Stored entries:
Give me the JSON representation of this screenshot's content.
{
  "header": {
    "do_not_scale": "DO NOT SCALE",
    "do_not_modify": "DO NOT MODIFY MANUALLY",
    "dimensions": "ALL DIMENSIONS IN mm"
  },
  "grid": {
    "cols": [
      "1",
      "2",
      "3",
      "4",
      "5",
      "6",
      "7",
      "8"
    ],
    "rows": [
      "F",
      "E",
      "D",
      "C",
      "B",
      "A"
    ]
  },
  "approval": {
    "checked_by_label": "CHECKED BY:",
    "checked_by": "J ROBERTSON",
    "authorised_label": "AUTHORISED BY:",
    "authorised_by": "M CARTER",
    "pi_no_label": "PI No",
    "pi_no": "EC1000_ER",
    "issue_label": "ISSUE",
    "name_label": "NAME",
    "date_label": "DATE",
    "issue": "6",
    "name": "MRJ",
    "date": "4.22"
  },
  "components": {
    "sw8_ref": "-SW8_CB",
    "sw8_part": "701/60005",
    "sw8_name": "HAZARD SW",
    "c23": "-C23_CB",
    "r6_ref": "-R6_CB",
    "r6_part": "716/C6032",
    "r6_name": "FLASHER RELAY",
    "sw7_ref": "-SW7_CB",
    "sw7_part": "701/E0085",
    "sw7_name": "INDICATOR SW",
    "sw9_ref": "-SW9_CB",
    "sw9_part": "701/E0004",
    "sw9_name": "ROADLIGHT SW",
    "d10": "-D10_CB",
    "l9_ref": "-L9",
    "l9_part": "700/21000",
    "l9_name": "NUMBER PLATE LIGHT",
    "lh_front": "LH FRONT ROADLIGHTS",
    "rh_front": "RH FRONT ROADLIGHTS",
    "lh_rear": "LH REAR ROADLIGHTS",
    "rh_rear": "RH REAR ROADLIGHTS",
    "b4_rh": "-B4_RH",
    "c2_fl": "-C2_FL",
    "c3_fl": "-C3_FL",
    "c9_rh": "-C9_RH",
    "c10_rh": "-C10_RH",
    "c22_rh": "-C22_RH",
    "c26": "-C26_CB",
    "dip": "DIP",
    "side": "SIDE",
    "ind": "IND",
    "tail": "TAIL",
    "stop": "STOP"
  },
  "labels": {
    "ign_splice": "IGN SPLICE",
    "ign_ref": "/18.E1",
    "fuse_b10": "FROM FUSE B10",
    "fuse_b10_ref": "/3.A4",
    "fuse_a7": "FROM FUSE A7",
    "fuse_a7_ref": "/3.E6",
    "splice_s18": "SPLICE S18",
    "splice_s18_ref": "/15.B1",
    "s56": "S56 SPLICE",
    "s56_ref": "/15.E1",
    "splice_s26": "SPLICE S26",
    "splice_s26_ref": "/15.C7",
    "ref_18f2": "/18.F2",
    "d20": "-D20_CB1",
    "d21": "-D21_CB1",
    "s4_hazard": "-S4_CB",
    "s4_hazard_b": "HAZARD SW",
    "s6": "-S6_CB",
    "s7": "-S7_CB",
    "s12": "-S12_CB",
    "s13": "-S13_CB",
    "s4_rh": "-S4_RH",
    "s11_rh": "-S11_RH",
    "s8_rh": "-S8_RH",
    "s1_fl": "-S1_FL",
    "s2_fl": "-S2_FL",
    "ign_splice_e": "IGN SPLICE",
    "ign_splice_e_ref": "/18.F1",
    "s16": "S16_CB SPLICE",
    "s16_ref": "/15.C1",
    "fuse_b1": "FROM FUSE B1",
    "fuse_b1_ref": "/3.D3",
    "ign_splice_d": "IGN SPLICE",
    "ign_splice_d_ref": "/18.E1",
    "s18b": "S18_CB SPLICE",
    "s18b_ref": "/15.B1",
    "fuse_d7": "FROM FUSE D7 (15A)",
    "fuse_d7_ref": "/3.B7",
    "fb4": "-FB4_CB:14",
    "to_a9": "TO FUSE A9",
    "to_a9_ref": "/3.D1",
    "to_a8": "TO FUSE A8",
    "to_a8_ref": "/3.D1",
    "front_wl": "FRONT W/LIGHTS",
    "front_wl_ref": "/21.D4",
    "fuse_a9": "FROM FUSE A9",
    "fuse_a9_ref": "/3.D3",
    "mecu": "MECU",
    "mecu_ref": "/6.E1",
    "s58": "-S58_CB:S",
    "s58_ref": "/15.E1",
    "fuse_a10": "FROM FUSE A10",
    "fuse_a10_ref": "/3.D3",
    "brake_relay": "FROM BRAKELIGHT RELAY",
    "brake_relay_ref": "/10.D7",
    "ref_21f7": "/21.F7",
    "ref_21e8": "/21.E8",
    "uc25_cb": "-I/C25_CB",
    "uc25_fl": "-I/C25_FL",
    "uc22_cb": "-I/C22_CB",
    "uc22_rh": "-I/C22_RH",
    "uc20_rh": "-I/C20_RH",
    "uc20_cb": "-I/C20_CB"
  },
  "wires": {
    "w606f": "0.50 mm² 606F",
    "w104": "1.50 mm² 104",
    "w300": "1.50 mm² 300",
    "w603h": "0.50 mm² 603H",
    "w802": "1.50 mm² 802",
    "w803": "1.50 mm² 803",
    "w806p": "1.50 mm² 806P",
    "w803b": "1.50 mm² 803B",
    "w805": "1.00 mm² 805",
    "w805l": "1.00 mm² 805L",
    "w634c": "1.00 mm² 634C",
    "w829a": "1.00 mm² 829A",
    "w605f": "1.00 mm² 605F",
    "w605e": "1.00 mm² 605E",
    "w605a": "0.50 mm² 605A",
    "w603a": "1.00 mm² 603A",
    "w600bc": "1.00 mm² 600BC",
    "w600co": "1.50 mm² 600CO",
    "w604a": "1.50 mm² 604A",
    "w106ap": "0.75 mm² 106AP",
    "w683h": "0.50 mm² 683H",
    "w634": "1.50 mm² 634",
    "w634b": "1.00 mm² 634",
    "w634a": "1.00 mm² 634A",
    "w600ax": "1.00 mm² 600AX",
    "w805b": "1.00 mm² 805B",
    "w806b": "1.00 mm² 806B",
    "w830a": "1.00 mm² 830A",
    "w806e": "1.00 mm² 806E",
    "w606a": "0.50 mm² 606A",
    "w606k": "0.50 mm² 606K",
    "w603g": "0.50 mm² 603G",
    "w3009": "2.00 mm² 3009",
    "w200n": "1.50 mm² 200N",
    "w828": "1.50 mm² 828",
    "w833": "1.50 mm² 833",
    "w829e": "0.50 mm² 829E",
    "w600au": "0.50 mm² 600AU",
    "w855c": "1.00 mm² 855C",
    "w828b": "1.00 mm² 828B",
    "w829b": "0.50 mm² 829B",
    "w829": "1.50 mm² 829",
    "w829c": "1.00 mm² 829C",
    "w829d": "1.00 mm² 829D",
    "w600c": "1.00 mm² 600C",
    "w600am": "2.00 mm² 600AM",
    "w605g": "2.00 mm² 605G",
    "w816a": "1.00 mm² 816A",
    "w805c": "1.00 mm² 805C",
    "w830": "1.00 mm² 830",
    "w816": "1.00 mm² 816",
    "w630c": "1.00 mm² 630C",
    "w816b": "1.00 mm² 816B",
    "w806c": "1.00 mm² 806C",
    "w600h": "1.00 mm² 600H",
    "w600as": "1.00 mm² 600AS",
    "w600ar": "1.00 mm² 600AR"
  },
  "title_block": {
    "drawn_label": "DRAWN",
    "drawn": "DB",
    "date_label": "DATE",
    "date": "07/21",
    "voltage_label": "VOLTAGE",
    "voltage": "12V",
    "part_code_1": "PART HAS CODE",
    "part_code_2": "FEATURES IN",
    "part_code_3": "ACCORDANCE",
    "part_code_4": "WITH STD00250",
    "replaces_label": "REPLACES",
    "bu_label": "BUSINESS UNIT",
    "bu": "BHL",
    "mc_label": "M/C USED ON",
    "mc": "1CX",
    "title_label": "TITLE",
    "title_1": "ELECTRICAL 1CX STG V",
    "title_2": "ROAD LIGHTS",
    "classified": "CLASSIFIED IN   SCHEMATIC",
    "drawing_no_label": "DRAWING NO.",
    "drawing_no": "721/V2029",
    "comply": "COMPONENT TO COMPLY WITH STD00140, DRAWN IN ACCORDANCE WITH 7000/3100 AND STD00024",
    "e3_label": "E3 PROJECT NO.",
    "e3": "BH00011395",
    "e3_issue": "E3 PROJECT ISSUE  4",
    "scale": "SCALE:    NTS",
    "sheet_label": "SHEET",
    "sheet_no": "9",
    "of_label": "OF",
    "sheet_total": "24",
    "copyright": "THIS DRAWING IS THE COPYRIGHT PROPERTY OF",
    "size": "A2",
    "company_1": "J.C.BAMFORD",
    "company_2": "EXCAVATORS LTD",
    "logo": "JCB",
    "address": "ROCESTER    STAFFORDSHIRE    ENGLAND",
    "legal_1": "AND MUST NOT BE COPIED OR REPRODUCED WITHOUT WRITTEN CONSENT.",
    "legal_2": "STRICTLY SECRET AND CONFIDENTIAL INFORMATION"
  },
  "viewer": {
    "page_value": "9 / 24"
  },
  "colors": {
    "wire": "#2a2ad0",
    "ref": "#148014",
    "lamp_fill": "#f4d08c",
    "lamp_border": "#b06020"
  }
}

- Your goal: Where a line of the entries contains the word "SCALE", copy that line.

- Result below:
    "do_not_scale": "DO NOT SCALE",
    "scale": "SCALE:    NTS",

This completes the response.